(Data excerpts)
[START]

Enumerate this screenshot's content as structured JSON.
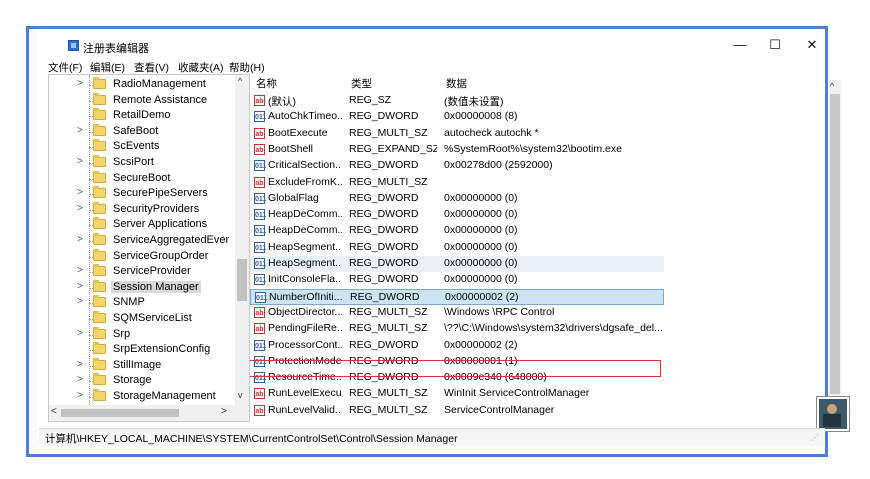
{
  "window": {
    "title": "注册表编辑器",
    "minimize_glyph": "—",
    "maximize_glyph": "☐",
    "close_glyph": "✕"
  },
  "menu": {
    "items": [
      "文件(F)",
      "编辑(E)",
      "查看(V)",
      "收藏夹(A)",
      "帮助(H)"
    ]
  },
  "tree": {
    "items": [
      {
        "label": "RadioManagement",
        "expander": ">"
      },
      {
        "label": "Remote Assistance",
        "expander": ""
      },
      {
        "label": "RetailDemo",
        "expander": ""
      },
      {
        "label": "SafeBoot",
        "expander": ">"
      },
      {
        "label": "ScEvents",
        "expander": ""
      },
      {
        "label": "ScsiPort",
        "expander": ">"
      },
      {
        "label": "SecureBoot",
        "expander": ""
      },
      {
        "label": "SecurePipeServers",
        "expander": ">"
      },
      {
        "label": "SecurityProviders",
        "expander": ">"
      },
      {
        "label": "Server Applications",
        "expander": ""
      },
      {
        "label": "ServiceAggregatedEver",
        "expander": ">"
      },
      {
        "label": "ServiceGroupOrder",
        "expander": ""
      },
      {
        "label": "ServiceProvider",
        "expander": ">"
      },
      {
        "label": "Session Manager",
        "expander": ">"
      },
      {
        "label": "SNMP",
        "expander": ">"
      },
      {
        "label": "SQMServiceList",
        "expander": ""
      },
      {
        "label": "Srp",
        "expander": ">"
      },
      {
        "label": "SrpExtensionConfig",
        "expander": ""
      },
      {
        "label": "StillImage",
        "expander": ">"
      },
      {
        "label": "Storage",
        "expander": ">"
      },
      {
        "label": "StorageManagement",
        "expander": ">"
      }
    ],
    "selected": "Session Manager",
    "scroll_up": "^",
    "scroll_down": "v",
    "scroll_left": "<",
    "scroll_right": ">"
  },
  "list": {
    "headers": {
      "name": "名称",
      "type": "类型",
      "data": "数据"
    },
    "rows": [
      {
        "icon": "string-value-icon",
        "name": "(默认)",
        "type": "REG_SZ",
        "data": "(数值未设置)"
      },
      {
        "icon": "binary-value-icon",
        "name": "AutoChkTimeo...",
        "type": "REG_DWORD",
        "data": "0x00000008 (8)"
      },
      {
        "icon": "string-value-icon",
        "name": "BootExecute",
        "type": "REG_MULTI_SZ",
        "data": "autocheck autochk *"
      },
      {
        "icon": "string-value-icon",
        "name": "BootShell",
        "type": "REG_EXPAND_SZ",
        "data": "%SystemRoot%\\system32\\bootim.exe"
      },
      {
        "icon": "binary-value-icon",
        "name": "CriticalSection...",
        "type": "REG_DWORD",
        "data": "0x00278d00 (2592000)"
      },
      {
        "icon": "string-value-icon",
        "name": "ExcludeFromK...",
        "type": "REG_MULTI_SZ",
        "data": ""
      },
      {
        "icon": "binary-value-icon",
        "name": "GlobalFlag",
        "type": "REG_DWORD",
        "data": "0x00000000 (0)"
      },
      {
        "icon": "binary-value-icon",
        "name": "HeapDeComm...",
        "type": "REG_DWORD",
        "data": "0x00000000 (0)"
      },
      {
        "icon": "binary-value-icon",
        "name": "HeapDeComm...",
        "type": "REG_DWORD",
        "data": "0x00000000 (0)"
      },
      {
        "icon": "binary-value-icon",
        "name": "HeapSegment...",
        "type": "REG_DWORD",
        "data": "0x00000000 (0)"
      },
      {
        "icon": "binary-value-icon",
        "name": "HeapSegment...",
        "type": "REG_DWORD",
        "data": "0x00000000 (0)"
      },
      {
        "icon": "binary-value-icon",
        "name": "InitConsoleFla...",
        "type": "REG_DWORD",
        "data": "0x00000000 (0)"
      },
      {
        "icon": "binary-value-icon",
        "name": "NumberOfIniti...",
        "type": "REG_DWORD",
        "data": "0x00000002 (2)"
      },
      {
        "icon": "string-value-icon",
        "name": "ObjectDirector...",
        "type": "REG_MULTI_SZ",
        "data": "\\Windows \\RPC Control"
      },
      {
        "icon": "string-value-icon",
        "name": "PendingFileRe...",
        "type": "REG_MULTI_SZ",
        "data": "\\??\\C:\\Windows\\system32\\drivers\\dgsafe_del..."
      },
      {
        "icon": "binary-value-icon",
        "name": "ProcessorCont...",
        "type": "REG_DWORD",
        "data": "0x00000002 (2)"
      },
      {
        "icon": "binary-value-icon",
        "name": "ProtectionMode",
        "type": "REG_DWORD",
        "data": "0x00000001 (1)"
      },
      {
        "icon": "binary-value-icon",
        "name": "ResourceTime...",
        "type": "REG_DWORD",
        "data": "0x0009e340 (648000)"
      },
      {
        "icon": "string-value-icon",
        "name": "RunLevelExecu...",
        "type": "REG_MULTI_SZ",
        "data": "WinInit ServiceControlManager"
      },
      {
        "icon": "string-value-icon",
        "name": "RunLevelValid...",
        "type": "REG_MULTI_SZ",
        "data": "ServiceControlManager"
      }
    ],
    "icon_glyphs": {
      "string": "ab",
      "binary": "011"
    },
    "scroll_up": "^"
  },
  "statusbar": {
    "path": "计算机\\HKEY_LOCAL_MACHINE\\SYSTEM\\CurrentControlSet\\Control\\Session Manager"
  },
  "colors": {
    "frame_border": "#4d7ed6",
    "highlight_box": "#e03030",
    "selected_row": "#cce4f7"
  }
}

[END]
[START]

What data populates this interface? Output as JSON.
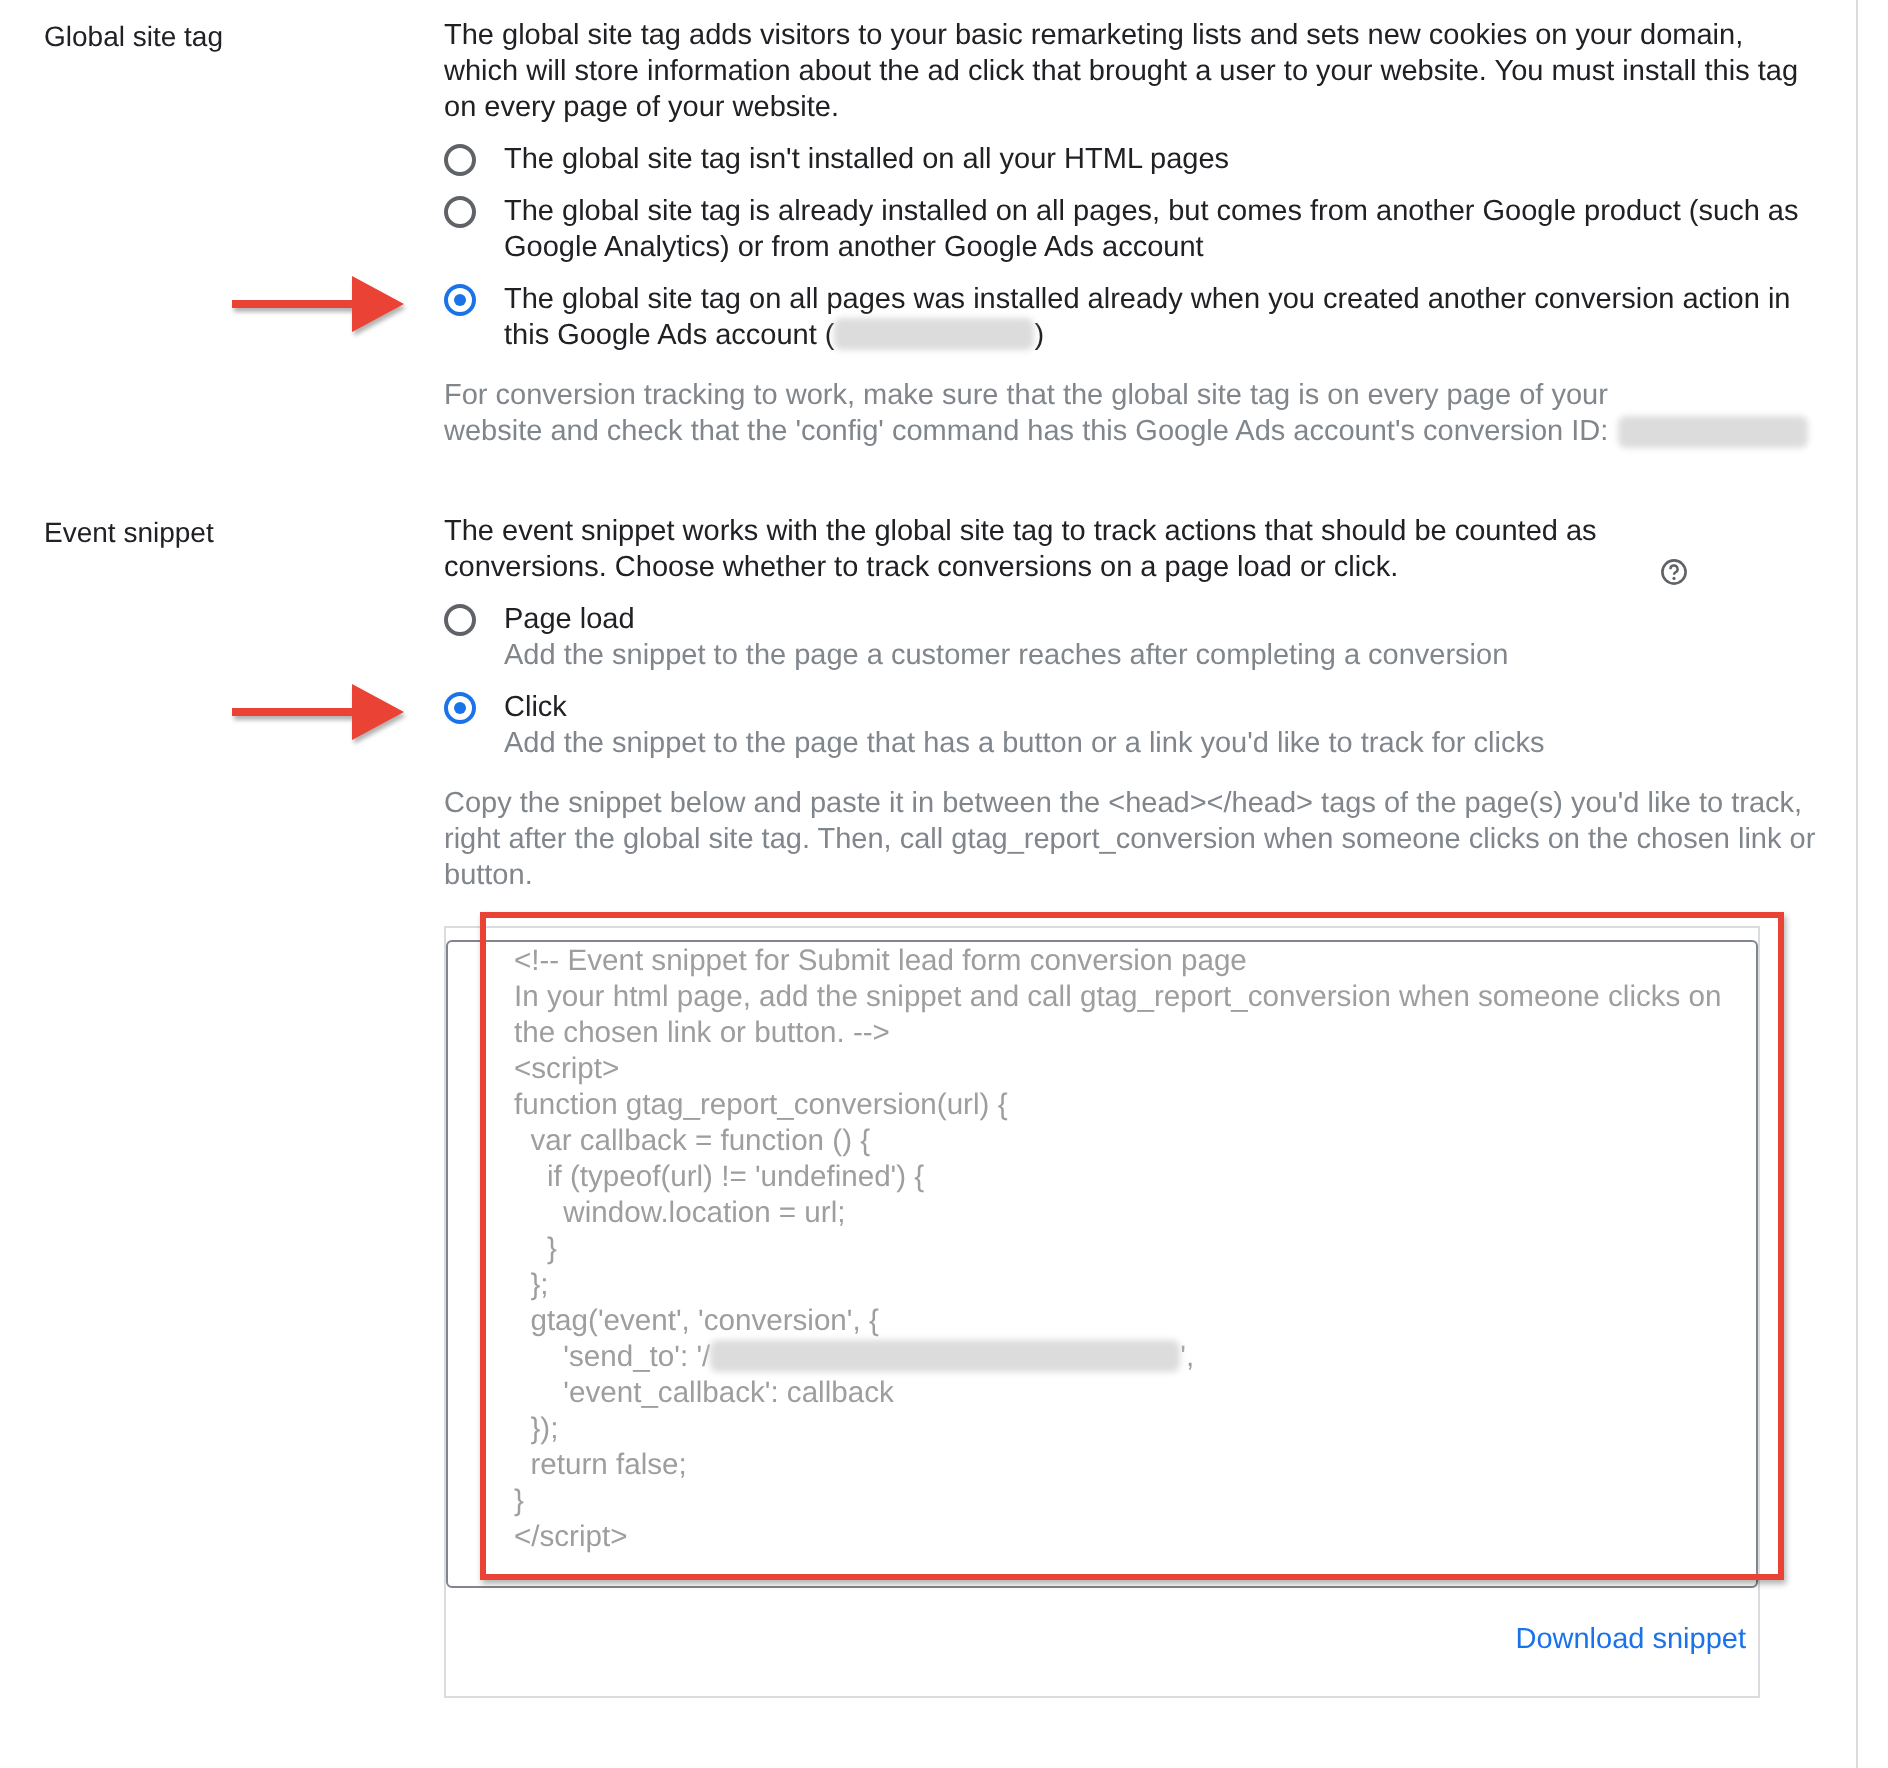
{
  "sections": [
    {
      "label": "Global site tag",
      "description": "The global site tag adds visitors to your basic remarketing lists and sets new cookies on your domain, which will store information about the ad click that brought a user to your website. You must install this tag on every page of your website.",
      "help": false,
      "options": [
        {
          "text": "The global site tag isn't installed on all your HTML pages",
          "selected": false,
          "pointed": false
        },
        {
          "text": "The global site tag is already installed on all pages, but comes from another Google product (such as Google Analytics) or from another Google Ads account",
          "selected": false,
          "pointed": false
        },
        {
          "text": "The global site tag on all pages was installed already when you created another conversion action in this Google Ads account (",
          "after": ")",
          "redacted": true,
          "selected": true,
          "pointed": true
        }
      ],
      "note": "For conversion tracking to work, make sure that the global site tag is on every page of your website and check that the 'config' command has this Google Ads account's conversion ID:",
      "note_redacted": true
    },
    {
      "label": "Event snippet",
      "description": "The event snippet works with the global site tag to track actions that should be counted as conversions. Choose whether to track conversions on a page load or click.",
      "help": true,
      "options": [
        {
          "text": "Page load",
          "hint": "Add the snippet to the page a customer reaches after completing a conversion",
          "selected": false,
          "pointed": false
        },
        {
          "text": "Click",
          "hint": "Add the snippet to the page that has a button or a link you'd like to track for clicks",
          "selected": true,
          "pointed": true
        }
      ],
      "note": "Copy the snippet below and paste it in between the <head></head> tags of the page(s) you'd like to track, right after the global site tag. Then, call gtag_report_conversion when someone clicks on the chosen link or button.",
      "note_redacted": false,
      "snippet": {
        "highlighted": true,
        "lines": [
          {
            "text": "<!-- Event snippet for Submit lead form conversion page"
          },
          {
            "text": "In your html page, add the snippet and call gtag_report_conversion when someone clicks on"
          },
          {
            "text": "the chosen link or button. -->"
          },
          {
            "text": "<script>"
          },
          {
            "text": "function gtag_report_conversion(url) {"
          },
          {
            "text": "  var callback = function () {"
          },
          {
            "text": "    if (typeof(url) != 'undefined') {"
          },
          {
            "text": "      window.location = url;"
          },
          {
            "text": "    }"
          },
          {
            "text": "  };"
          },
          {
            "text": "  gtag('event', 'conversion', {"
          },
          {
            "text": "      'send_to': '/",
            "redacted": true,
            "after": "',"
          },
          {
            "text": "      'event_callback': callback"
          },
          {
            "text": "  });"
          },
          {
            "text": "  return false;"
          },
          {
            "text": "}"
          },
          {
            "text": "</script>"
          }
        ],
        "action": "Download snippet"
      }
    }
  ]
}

[END]
[START]

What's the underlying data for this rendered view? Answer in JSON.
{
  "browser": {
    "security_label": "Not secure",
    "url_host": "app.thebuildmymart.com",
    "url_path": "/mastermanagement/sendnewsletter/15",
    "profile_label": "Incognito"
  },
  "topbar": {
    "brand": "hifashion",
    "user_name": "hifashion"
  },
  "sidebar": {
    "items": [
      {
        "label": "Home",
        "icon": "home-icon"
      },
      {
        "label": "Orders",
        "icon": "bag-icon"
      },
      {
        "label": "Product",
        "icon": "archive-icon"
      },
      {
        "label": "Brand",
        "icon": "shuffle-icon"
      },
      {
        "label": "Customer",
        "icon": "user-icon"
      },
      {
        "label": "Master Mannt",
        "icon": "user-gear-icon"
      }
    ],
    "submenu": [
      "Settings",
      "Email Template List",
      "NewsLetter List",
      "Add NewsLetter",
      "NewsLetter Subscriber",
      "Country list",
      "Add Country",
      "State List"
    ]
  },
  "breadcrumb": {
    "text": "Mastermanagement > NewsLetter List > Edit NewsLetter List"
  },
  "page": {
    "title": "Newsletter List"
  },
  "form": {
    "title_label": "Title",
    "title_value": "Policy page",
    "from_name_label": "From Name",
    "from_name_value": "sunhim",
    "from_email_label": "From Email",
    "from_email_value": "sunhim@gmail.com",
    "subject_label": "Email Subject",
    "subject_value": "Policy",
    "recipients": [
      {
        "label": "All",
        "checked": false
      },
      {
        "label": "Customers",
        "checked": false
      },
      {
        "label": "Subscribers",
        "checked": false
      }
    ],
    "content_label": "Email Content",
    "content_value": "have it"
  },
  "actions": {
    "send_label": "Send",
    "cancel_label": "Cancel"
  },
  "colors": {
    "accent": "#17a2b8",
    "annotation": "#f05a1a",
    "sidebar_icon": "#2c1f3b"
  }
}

[END]

Your goal
Return the lines of the records that include the string "site".

Solution for this task
      "label": "Global site tag",
      "description": "The global site tag adds visitors to your basic remarketing lists and sets new cookies on your domain, which will store information about the ad click that brought a user to your website. You must install this tag on every page of your website.",
          "text": "The global site tag isn't installed on all your HTML pages",
          "text": "The global site tag is already installed on all pages, but comes from another Google product (such as Google Analytics) or from another Google Ads account",
          "text": "The global site tag on all pages was installed already when you created another conversion action in this Google Ads account (",
      "note": "For conversion tracking to work, make sure that the global site tag is on every page of your website and check that the 'config' command has this Google Ads account's conversion ID:",
      "description": "The event snippet works with the global site tag to track actions that should be counted as conversions. Choose whether to track conversions on a page load or click.",
      "note": "Copy the snippet below and paste it in between the <head></head> tags of the page(s) you'd like to track, right after the global site tag. Then, call gtag_report_conversion when someone clicks on the chosen link or button.",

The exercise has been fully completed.